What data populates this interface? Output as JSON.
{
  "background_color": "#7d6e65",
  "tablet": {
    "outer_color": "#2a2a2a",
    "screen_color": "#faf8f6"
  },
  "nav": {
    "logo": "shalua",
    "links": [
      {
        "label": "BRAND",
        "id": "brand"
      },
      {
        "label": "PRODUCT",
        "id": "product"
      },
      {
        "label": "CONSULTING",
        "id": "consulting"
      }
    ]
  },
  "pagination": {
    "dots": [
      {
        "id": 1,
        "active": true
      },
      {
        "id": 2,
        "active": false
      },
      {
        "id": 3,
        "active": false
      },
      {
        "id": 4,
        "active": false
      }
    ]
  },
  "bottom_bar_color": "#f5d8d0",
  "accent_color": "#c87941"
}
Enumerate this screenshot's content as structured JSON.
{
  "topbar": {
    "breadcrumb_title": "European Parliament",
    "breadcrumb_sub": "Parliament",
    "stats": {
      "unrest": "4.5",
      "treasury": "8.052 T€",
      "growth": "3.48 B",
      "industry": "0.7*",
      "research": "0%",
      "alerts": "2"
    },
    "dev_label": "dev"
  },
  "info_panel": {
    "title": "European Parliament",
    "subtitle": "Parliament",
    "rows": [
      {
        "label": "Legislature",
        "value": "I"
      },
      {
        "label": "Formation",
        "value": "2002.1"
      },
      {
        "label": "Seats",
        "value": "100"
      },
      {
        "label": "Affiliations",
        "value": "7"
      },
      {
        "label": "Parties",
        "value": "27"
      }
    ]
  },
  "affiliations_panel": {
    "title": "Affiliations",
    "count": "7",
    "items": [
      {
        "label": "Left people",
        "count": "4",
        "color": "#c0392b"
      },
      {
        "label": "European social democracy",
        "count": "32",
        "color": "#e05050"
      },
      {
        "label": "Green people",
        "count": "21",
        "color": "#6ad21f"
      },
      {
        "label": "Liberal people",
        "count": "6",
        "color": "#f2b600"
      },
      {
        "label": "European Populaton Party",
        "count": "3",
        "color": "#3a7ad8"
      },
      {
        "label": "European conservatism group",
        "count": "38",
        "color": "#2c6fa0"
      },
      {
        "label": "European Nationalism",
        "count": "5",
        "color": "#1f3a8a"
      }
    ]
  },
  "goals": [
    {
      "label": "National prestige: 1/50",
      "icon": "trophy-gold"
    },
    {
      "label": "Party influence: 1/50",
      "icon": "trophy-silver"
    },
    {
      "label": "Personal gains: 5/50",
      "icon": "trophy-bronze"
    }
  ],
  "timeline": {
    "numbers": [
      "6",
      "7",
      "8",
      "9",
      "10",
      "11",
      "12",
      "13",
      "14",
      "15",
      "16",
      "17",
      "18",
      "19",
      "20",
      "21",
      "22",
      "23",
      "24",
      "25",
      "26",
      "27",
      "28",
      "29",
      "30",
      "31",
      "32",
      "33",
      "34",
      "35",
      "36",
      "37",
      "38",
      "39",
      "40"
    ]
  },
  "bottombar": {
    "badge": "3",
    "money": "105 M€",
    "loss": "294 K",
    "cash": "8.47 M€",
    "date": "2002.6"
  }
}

********************

◆ **Your instructions**
Take the lines above and print them exactly.

◆ **Full response**
What data populates this interface? Output as JSON.
{
  "background_color": "#7d6e65",
  "tablet": {
    "outer_color": "#2a2a2a",
    "screen_color": "#faf8f6"
  },
  "nav": {
    "logo": "shalua",
    "links": [
      {
        "label": "BRAND",
        "id": "brand"
      },
      {
        "label": "PRODUCT",
        "id": "product"
      },
      {
        "label": "CONSULTING",
        "id": "consulting"
      }
    ]
  },
  "pagination": {
    "dots": [
      {
        "id": 1,
        "active": true
      },
      {
        "id": 2,
        "active": false
      },
      {
        "id": 3,
        "active": false
      },
      {
        "id": 4,
        "active": false
      }
    ]
  },
  "bottom_bar_color": "#f5d8d0",
  "accent_color": "#c87941"
}
Enumerate this screenshot's content as structured JSON.
{
  "topbar": {
    "breadcrumb_title": "European Parliament",
    "breadcrumb_sub": "Parliament",
    "stats": {
      "unrest": "4.5",
      "treasury": "8.052 T€",
      "growth": "3.48 B",
      "industry": "0.7*",
      "research": "0%",
      "alerts": "2"
    },
    "dev_label": "dev"
  },
  "info_panel": {
    "title": "European Parliament",
    "subtitle": "Parliament",
    "rows": [
      {
        "label": "Legislature",
        "value": "I"
      },
      {
        "label": "Formation",
        "value": "2002.1"
      },
      {
        "label": "Seats",
        "value": "100"
      },
      {
        "label": "Affiliations",
        "value": "7"
      },
      {
        "label": "Parties",
        "value": "27"
      }
    ]
  },
  "affiliations_panel": {
    "title": "Affiliations",
    "count": "7",
    "items": [
      {
        "label": "Left people",
        "count": "4",
        "color": "#c0392b"
      },
      {
        "label": "European social democracy",
        "count": "32",
        "color": "#e05050"
      },
      {
        "label": "Green people",
        "count": "21",
        "color": "#6ad21f"
      },
      {
        "label": "Liberal people",
        "count": "6",
        "color": "#f2b600"
      },
      {
        "label": "European Populaton Party",
        "count": "3",
        "color": "#3a7ad8"
      },
      {
        "label": "European conservatism group",
        "count": "38",
        "color": "#2c6fa0"
      },
      {
        "label": "European Nationalism",
        "count": "5",
        "color": "#1f3a8a"
      }
    ]
  },
  "goals": [
    {
      "label": "National prestige: 1/50",
      "icon": "trophy-gold"
    },
    {
      "label": "Party influence: 1/50",
      "icon": "trophy-silver"
    },
    {
      "label": "Personal gains: 5/50",
      "icon": "trophy-bronze"
    }
  ],
  "timeline": {
    "numbers": [
      "6",
      "7",
      "8",
      "9",
      "10",
      "11",
      "12",
      "13",
      "14",
      "15",
      "16",
      "17",
      "18",
      "19",
      "20",
      "21",
      "22",
      "23",
      "24",
      "25",
      "26",
      "27",
      "28",
      "29",
      "30",
      "31",
      "32",
      "33",
      "34",
      "35",
      "36",
      "37",
      "38",
      "39",
      "40"
    ]
  },
  "bottombar": {
    "badge": "3",
    "money": "105 M€",
    "loss": "294 K",
    "cash": "8.47 M€",
    "date": "2002.6"
  }
}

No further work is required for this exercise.